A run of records
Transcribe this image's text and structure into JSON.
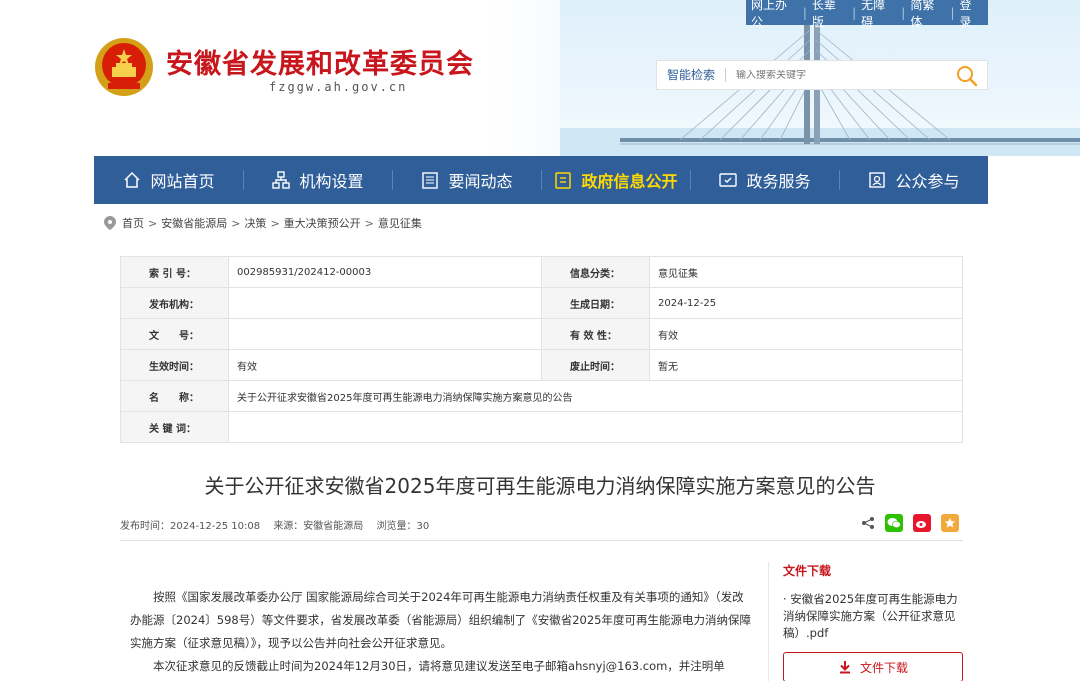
{
  "header": {
    "site_title": "安徽省发展和改革委员会",
    "site_domain": "fzggw.ah.gov.cn",
    "top_links": [
      "网上办公",
      "长辈版",
      "无障碍",
      "简繁体",
      "登录"
    ],
    "search_label": "智能检索",
    "search_placeholder": "输入搜索关键字"
  },
  "nav": [
    {
      "label": "网站首页",
      "icon": "home-icon"
    },
    {
      "label": "机构设置",
      "icon": "org-icon"
    },
    {
      "label": "要闻动态",
      "icon": "news-icon"
    },
    {
      "label": "政府信息公开",
      "icon": "info-icon",
      "active": true
    },
    {
      "label": "政务服务",
      "icon": "service-icon"
    },
    {
      "label": "公众参与",
      "icon": "participate-icon"
    }
  ],
  "breadcrumb": [
    "首页",
    "安徽省能源局",
    "决策",
    "重大决策预公开",
    "意见征集"
  ],
  "info": {
    "index_label": "索 引 号：",
    "index_value": "002985931/202412-00003",
    "category_label": "信息分类：",
    "category_value": "意见征集",
    "issuer_label": "发布机构：",
    "issuer_value": "",
    "date_label": "生成日期：",
    "date_value": "2024-12-25",
    "doc_label": "文　　号：",
    "doc_value": "",
    "validity_label": "有 效 性：",
    "validity_value": "有效",
    "effective_label": "生效时间：",
    "effective_value": "有效",
    "repeal_label": "废止时间：",
    "repeal_value": "暂无",
    "name_label": "名　　称：",
    "name_value": "关于公开征求安徽省2025年度可再生能源电力消纳保障实施方案意见的公告",
    "keywords_label": "关 键 词：",
    "keywords_value": ""
  },
  "article": {
    "title": "关于公开征求安徽省2025年度可再生能源电力消纳保障实施方案意见的公告",
    "publish_time": "发布时间：2024-12-25 10:08",
    "source": "来源：安徽省能源局",
    "views": "浏览量：30",
    "paragraph1": "按照《国家发展改革委办公厅 国家能源局综合司关于2024年可再生能源电力消纳责任权重及有关事项的通知》（发改办能源〔2024〕598号）等文件要求，省发展改革委（省能源局）组织编制了《安徽省2025年度可再生能源电力消纳保障实施方案（征求意见稿）》，现予以公告并向社会公开征求意见。",
    "paragraph2": "本次征求意见的反馈截止时间为2024年12月30日，请将意见建议发送至电子邮箱ahsnyj@163.com，并注明单"
  },
  "attachment": {
    "heading": "文件下载",
    "file": "· 安徽省2025年度可再生能源电力消纳保障实施方案（公开征求意见稿）.pdf",
    "button": "文件下载"
  },
  "colors": {
    "brand_red": "#c8161d",
    "nav_blue": "#2f5e98",
    "active_yellow": "#ffd900"
  }
}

■ **What to do**
All the records need to be repeated exactly, with the images dropped.

■ **Correct output**
Transcribe this image's text and structure into JSON.
{
  "header": {
    "site_title": "安徽省发展和改革委员会",
    "site_domain": "fzggw.ah.gov.cn",
    "top_links": [
      "网上办公",
      "长辈版",
      "无障碍",
      "简繁体",
      "登录"
    ],
    "search_label": "智能检索",
    "search_placeholder": "输入搜索关键字"
  },
  "nav": [
    {
      "label": "网站首页",
      "icon": "home-icon"
    },
    {
      "label": "机构设置",
      "icon": "org-icon"
    },
    {
      "label": "要闻动态",
      "icon": "news-icon"
    },
    {
      "label": "政府信息公开",
      "icon": "info-icon",
      "active": true
    },
    {
      "label": "政务服务",
      "icon": "service-icon"
    },
    {
      "label": "公众参与",
      "icon": "participate-icon"
    }
  ],
  "breadcrumb": [
    "首页",
    "安徽省能源局",
    "决策",
    "重大决策预公开",
    "意见征集"
  ],
  "info": {
    "index_label": "索 引 号：",
    "index_value": "002985931/202412-00003",
    "category_label": "信息分类：",
    "category_value": "意见征集",
    "issuer_label": "发布机构：",
    "issuer_value": "",
    "date_label": "生成日期：",
    "date_value": "2024-12-25",
    "doc_label": "文　　号：",
    "doc_value": "",
    "validity_label": "有 效 性：",
    "validity_value": "有效",
    "effective_label": "生效时间：",
    "effective_value": "有效",
    "repeal_label": "废止时间：",
    "repeal_value": "暂无",
    "name_label": "名　　称：",
    "name_value": "关于公开征求安徽省2025年度可再生能源电力消纳保障实施方案意见的公告",
    "keywords_label": "关 键 词：",
    "keywords_value": ""
  },
  "article": {
    "title": "关于公开征求安徽省2025年度可再生能源电力消纳保障实施方案意见的公告",
    "publish_time": "发布时间：2024-12-25 10:08",
    "source": "来源：安徽省能源局",
    "views": "浏览量：30",
    "paragraph1": "按照《国家发展改革委办公厅 国家能源局综合司关于2024年可再生能源电力消纳责任权重及有关事项的通知》（发改办能源〔2024〕598号）等文件要求，省发展改革委（省能源局）组织编制了《安徽省2025年度可再生能源电力消纳保障实施方案（征求意见稿）》，现予以公告并向社会公开征求意见。",
    "paragraph2": "本次征求意见的反馈截止时间为2024年12月30日，请将意见建议发送至电子邮箱ahsnyj@163.com，并注明单"
  },
  "attachment": {
    "heading": "文件下载",
    "file": "· 安徽省2025年度可再生能源电力消纳保障实施方案（公开征求意见稿）.pdf",
    "button": "文件下载"
  },
  "colors": {
    "brand_red": "#c8161d",
    "nav_blue": "#2f5e98",
    "active_yellow": "#ffd900"
  }
}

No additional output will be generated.